Print all of the entries exactly, minus the pictures.

## Start Provided information

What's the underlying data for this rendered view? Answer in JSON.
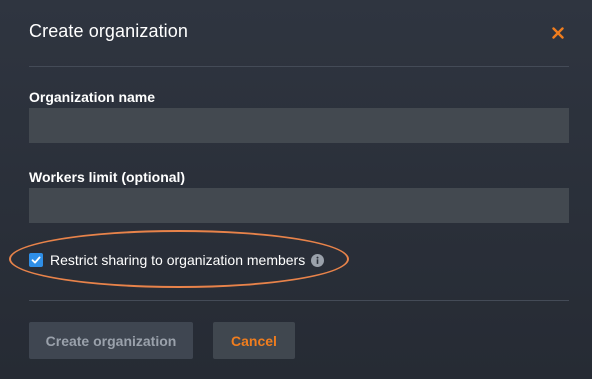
{
  "dialog": {
    "title": "Create organization",
    "close_icon": "close-x-icon"
  },
  "form": {
    "org_name_label": "Organization name",
    "org_name_value": "",
    "org_name_placeholder": "",
    "workers_label": "Workers limit (optional)",
    "workers_value": "",
    "workers_placeholder": "",
    "restrict_sharing_label": "Restrict sharing to organization members",
    "restrict_sharing_checked": true,
    "info_icon": "info-icon"
  },
  "footer": {
    "create_label": "Create organization",
    "create_enabled": false,
    "cancel_label": "Cancel"
  },
  "colors": {
    "accent": "#f07d1e",
    "checkbox": "#2f8fe8",
    "annotation": "#e8834a",
    "background": "#2b313b"
  }
}
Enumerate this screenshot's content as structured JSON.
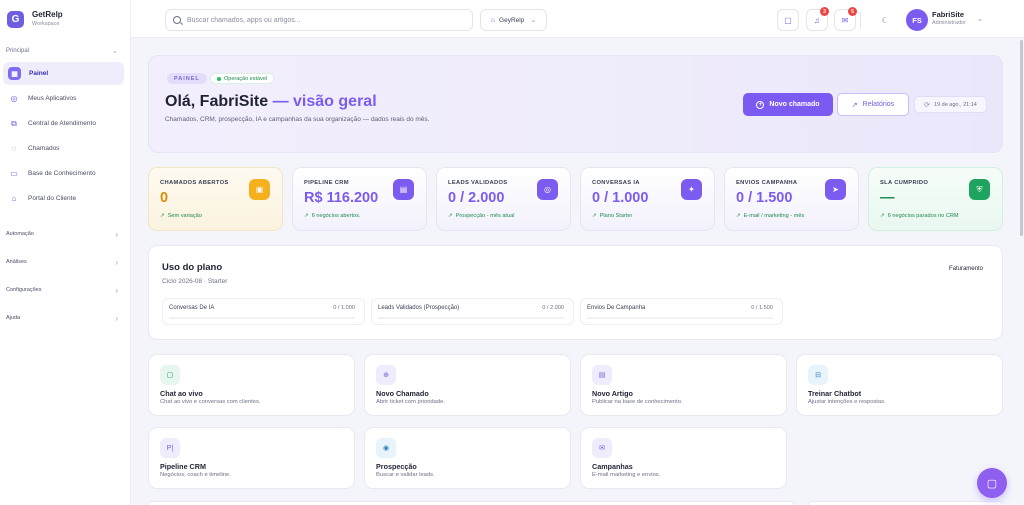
{
  "brand": {
    "name": "GetRelp",
    "subtitle": "Workspace",
    "logo_letter": "G"
  },
  "sidebar": {
    "section_label": "Principal",
    "items": [
      {
        "label": "Painel",
        "icon": "dashboard-icon",
        "active": true
      },
      {
        "label": "Meus Aplicativos",
        "icon": "apps-icon"
      },
      {
        "label": "Central de Atendimento",
        "icon": "support-icon"
      },
      {
        "label": "Chamados",
        "icon": "ticket-icon"
      },
      {
        "label": "Base de Conhecimento",
        "icon": "book-icon"
      },
      {
        "label": "Portal do Cliente",
        "icon": "home-icon"
      }
    ],
    "groups": [
      {
        "label": "Automação"
      },
      {
        "label": "Análises"
      },
      {
        "label": "Configurações"
      },
      {
        "label": "Ajuda"
      }
    ]
  },
  "topbar": {
    "search_placeholder": "Buscar chamados, apps ou artigos...",
    "workspace": "GeyRelp",
    "notifications_count": "3",
    "messages_count": "5",
    "user": {
      "initials": "FS",
      "name": "FabriSite",
      "role": "Administrador"
    }
  },
  "hero": {
    "tag": "PAINEL",
    "status": "Operação estável",
    "title_main": "Olá, FabriSite",
    "title_accent": " — visão geral",
    "description": "Chamados, CRM, prospecção, IA e campanhas da sua organização — dados reais do mês.",
    "primary_button": "Novo chamado",
    "secondary_button": "Relatórios",
    "updated": "19 de ago., 21:14"
  },
  "kpis": [
    {
      "label": "CHAMADOS ABERTOS",
      "value": "0",
      "foot": "Sem variação",
      "variant": "warn",
      "icon": "ticket-icon"
    },
    {
      "label": "PIPELINE CRM",
      "value": "R$ 116.200",
      "foot": "6 negócios abertos.",
      "variant": "default",
      "icon": "briefcase-icon"
    },
    {
      "label": "LEADS VALIDADOS",
      "value": "0 / 2.000",
      "foot": "Prospecção - mês atual",
      "variant": "default",
      "icon": "target-icon"
    },
    {
      "label": "CONVERSAS IA",
      "value": "0 / 1.000",
      "foot": "Plano Starter",
      "variant": "default",
      "icon": "ai-icon"
    },
    {
      "label": "ENVIOS CAMPANHA",
      "value": "0 / 1.500",
      "foot": "E-mail / marketing - mês",
      "variant": "default",
      "icon": "send-icon"
    },
    {
      "label": "SLA CUMPRIDO",
      "value": "—",
      "foot": "6 negócios parados no CRM",
      "variant": "ok",
      "icon": "shield-icon"
    }
  ],
  "plan": {
    "title": "Uso do plano",
    "subtitle": "Ciclo 2026-08 · Starter",
    "link": "Faturamento",
    "usage": [
      {
        "label": "Conversas De IA",
        "value": "0 / 1.000",
        "fraction": 0
      },
      {
        "label": "Leads Validados (Prospecção)",
        "value": "0 / 2.000",
        "fraction": 0
      },
      {
        "label": "Envios De Campanha",
        "value": "0 / 1.500",
        "fraction": 0
      }
    ]
  },
  "actions": [
    {
      "title": "Chat ao vivo",
      "desc": "Chat ao vivo e conversas com clientes.",
      "icon": "chat-icon",
      "color": "#e7f6ee",
      "fg": "#1f8b4c"
    },
    {
      "title": "Novo Chamado",
      "desc": "Abrir ticket com prioridade.",
      "icon": "plus-circle-icon",
      "color": "#efecfd",
      "fg": "#6d5fe0"
    },
    {
      "title": "Novo Artigo",
      "desc": "Publicar na base de conhecimento.",
      "icon": "document-icon",
      "color": "#efecfd",
      "fg": "#6d5fe0"
    },
    {
      "title": "Treinar Chatbot",
      "desc": "Ajustar intenções e respostas.",
      "icon": "robot-icon",
      "color": "#e8f4fb",
      "fg": "#2d7fb8"
    },
    {
      "title": "Pipeline CRM",
      "desc": "Negócios, coach e timeline.",
      "icon": "pipeline-icon",
      "color": "#efecfd",
      "fg": "#6d5fe0"
    },
    {
      "title": "Prospecção",
      "desc": "Buscar e validar leads.",
      "icon": "compass-icon",
      "color": "#e8f4fb",
      "fg": "#2d7fb8"
    },
    {
      "title": "Campanhas",
      "desc": "E-mail marketing e envios.",
      "icon": "mail-icon",
      "color": "#efecfd",
      "fg": "#6d5fe0"
    }
  ],
  "colors": {
    "accent": "#7c5cf0",
    "success": "#1f8b4c",
    "warning": "#f5b01e",
    "danger": "#ef4444"
  }
}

## End Provided information

**Output of the exercise**
What's the underlying data for this rendered view? Answer in JSON.
{
  "dialog": {
    "title": "Create organization",
    "close_icon": "close-x-icon"
  },
  "form": {
    "org_name_label": "Organization name",
    "org_name_value": "",
    "org_name_placeholder": "",
    "workers_label": "Workers limit (optional)",
    "workers_value": "",
    "workers_placeholder": "",
    "restrict_sharing_label": "Restrict sharing to organization members",
    "restrict_sharing_checked": true,
    "info_icon": "info-icon"
  },
  "footer": {
    "create_label": "Create organization",
    "create_enabled": false,
    "cancel_label": "Cancel"
  },
  "colors": {
    "accent": "#f07d1e",
    "checkbox": "#2f8fe8",
    "annotation": "#e8834a",
    "background": "#2b313b"
  }
}
Enumerate this screenshot's content as structured JSON.
{
  "brand": {
    "name": "GetRelp",
    "subtitle": "Workspace",
    "logo_letter": "G"
  },
  "sidebar": {
    "section_label": "Principal",
    "items": [
      {
        "label": "Painel",
        "icon": "dashboard-icon",
        "active": true
      },
      {
        "label": "Meus Aplicativos",
        "icon": "apps-icon"
      },
      {
        "label": "Central de Atendimento",
        "icon": "support-icon"
      },
      {
        "label": "Chamados",
        "icon": "ticket-icon"
      },
      {
        "label": "Base de Conhecimento",
        "icon": "book-icon"
      },
      {
        "label": "Portal do Cliente",
        "icon": "home-icon"
      }
    ],
    "groups": [
      {
        "label": "Automação"
      },
      {
        "label": "Análises"
      },
      {
        "label": "Configurações"
      },
      {
        "label": "Ajuda"
      }
    ]
  },
  "topbar": {
    "search_placeholder": "Buscar chamados, apps ou artigos...",
    "workspace": "GeyRelp",
    "notifications_count": "3",
    "messages_count": "5",
    "user": {
      "initials": "FS",
      "name": "FabriSite",
      "role": "Administrador"
    }
  },
  "hero": {
    "tag": "PAINEL",
    "status": "Operação estável",
    "title_main": "Olá, FabriSite",
    "title_accent": " — visão geral",
    "description": "Chamados, CRM, prospecção, IA e campanhas da sua organização — dados reais do mês.",
    "primary_button": "Novo chamado",
    "secondary_button": "Relatórios",
    "updated": "19 de ago., 21:14"
  },
  "kpis": [
    {
      "label": "CHAMADOS ABERTOS",
      "value": "0",
      "foot": "Sem variação",
      "variant": "warn",
      "icon": "ticket-icon"
    },
    {
      "label": "PIPELINE CRM",
      "value": "R$ 116.200",
      "foot": "6 negócios abertos.",
      "variant": "default",
      "icon": "briefcase-icon"
    },
    {
      "label": "LEADS VALIDADOS",
      "value": "0 / 2.000",
      "foot": "Prospecção - mês atual",
      "variant": "default",
      "icon": "target-icon"
    },
    {
      "label": "CONVERSAS IA",
      "value": "0 / 1.000",
      "foot": "Plano Starter",
      "variant": "default",
      "icon": "ai-icon"
    },
    {
      "label": "ENVIOS CAMPANHA",
      "value": "0 / 1.500",
      "foot": "E-mail / marketing - mês",
      "variant": "default",
      "icon": "send-icon"
    },
    {
      "label": "SLA CUMPRIDO",
      "value": "—",
      "foot": "6 negócios parados no CRM",
      "variant": "ok",
      "icon": "shield-icon"
    }
  ],
  "plan": {
    "title": "Uso do plano",
    "subtitle": "Ciclo 2026-08 · Starter",
    "link": "Faturamento",
    "usage": [
      {
        "label": "Conversas De IA",
        "value": "0 / 1.000",
        "fraction": 0
      },
      {
        "label": "Leads Validados (Prospecção)",
        "value": "0 / 2.000",
        "fraction": 0
      },
      {
        "label": "Envios De Campanha",
        "value": "0 / 1.500",
        "fraction": 0
      }
    ]
  },
  "actions": [
    {
      "title": "Chat ao vivo",
      "desc": "Chat ao vivo e conversas com clientes.",
      "icon": "chat-icon",
      "color": "#e7f6ee",
      "fg": "#1f8b4c"
    },
    {
      "title": "Novo Chamado",
      "desc": "Abrir ticket com prioridade.",
      "icon": "plus-circle-icon",
      "color": "#efecfd",
      "fg": "#6d5fe0"
    },
    {
      "title": "Novo Artigo",
      "desc": "Publicar na base de conhecimento.",
      "icon": "document-icon",
      "color": "#efecfd",
      "fg": "#6d5fe0"
    },
    {
      "title": "Treinar Chatbot",
      "desc": "Ajustar intenções e respostas.",
      "icon": "robot-icon",
      "color": "#e8f4fb",
      "fg": "#2d7fb8"
    },
    {
      "title": "Pipeline CRM",
      "desc": "Negócios, coach e timeline.",
      "icon": "pipeline-icon",
      "color": "#efecfd",
      "fg": "#6d5fe0"
    },
    {
      "title": "Prospecção",
      "desc": "Buscar e validar leads.",
      "icon": "compass-icon",
      "color": "#e8f4fb",
      "fg": "#2d7fb8"
    },
    {
      "title": "Campanhas",
      "desc": "E-mail marketing e envios.",
      "icon": "mail-icon",
      "color": "#efecfd",
      "fg": "#6d5fe0"
    }
  ],
  "colors": {
    "accent": "#7c5cf0",
    "success": "#1f8b4c",
    "warning": "#f5b01e",
    "danger": "#ef4444"
  }
}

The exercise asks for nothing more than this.